▶ [Exercise objective]
Out of the lines in this data, how many include "JSON"? Give the number and nothing else.

▶ [Provided records]
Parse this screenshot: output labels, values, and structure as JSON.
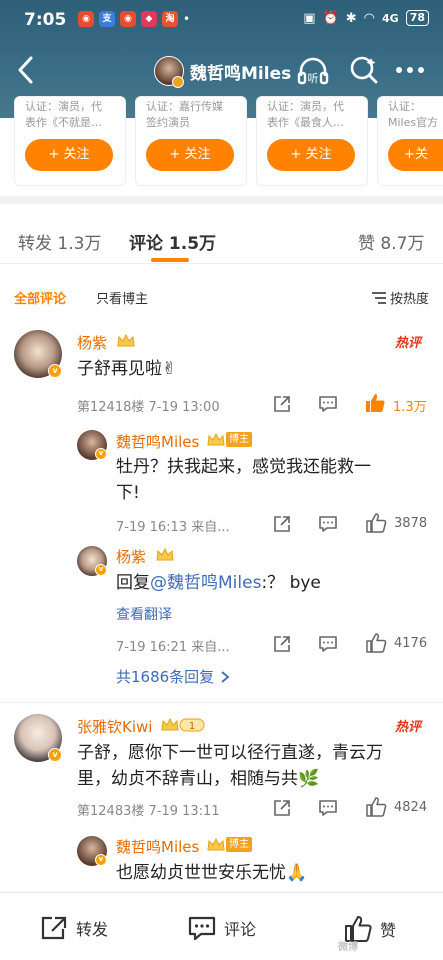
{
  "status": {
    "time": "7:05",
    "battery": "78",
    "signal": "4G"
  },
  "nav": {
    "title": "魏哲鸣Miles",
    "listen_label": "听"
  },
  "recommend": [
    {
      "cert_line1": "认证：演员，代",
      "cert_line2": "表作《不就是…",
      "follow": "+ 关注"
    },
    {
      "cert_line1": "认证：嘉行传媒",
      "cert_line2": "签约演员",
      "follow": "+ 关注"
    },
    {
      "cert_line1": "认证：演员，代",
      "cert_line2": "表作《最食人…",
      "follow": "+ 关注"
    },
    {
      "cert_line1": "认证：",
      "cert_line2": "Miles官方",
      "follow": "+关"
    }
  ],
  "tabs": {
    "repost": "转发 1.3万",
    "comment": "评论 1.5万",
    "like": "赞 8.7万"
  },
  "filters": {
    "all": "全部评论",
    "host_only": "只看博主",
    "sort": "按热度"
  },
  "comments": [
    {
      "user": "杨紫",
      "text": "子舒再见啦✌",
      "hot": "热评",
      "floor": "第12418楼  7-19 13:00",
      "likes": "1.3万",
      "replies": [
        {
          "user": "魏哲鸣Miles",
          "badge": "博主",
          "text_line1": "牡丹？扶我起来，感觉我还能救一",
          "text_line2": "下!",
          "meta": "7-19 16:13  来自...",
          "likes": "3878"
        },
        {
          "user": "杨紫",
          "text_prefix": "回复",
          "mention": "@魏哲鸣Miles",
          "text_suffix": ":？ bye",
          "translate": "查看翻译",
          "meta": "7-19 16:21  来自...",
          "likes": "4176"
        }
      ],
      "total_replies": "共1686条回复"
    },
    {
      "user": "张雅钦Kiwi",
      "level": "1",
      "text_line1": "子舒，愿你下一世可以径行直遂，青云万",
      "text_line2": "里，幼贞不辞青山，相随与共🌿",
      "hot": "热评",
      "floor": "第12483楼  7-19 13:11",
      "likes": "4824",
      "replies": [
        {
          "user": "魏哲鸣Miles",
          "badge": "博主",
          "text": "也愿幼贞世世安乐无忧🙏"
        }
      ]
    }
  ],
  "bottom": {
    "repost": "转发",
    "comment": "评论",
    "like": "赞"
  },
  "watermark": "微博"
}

* * *

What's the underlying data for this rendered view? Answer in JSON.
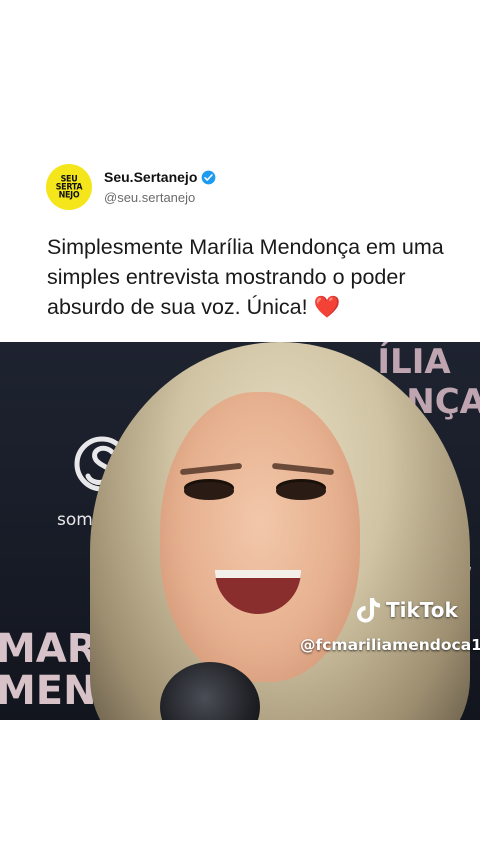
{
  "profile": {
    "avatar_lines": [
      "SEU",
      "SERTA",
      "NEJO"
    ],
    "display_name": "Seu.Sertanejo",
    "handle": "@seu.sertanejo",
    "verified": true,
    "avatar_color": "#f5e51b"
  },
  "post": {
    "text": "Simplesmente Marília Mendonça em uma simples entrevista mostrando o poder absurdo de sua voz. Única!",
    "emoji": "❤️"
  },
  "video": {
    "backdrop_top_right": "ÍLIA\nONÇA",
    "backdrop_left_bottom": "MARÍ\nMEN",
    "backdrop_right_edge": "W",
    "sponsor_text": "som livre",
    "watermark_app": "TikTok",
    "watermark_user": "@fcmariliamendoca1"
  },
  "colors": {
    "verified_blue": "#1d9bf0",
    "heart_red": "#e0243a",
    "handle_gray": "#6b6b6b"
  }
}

▶ [Result of the task]
2